Written task: Resume the reflection on learning vocabulary below, continuing right after its final sentence.

---- Page excerpt

I don't remember if I had to learn lists of words at school, but I have the feeling I didn't. My teachers used a target language, structured, oral approach (Cours Illustré de Français) where vocabulary was limited to frequently used words, systematically practised in context and regularly revised.

I sometimes think teachers learn a lot about methodology from the way they were taught themselves, so when I began teaching my gut instinct was that vocabulary was best picked up "naturally" and that vocab learning was boring - there were better things students could be doing in class and for homework.

I was also aware that because learning vocab was dull for most students, they would avoid doing it, or do it in a cursory fashion on the bus to school. Some children with poorer recall find it really hard. You had to really raise the stakes of the test to make sure it was done well.

--------
---- Provided material

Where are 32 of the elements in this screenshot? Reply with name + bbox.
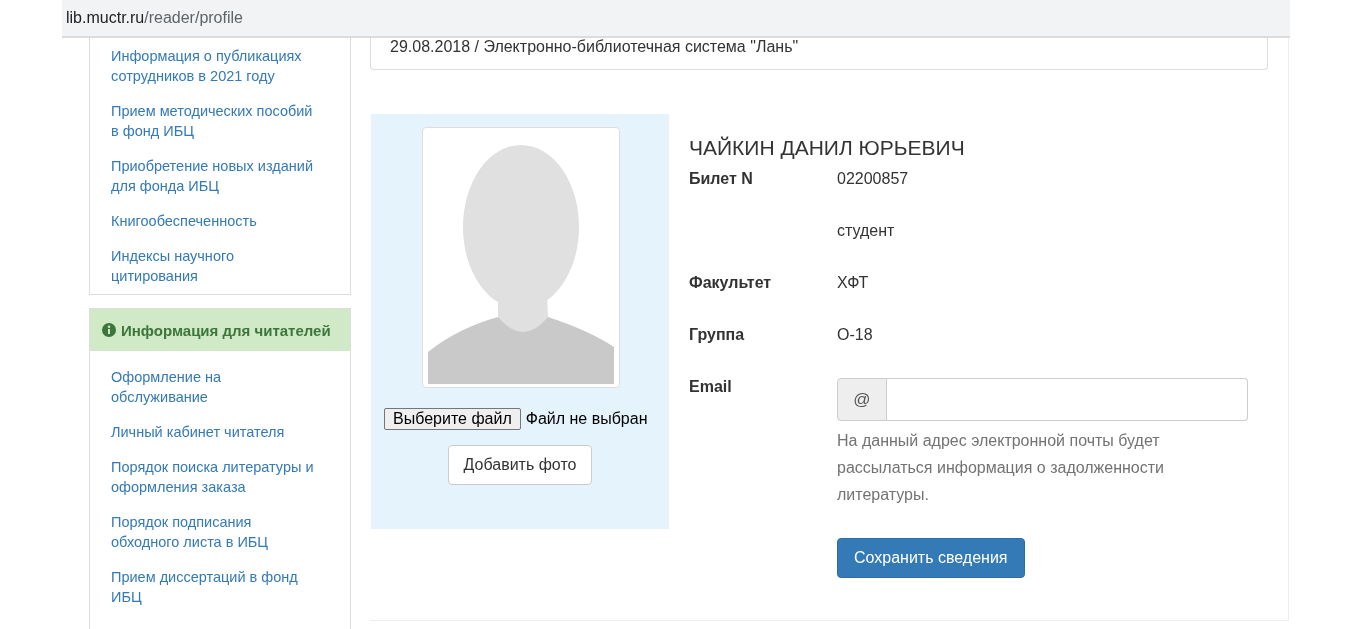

--------

Task output:
I'm sure there are students who enjoy the rigour of vocab learning and whose proficiency is improved by it. They may have very good memories. I would surmise that adult learners respond quite well to this type of learning. The current popularity of online programmes and apps such as Vocab Express and Memrise may be giving a boost to learning individual words. Is this a good thing? Is this an example of technology leading a dubious methodology? It's cheap and relatively easy to design vocab apps, much more expensive and difficult to make interactive comprehension material (e.g. Mylo, which cost a fortune). So my doubts remain...

If you have a limited time to acquire some skill in a modern language I would rather students were working at the level of whole sentences/utterances/ paragraphs. It's in this way that they develop their comprehension and, ultimately, fluency. Learning words is fine, but there are so many more interesting things they can be doing.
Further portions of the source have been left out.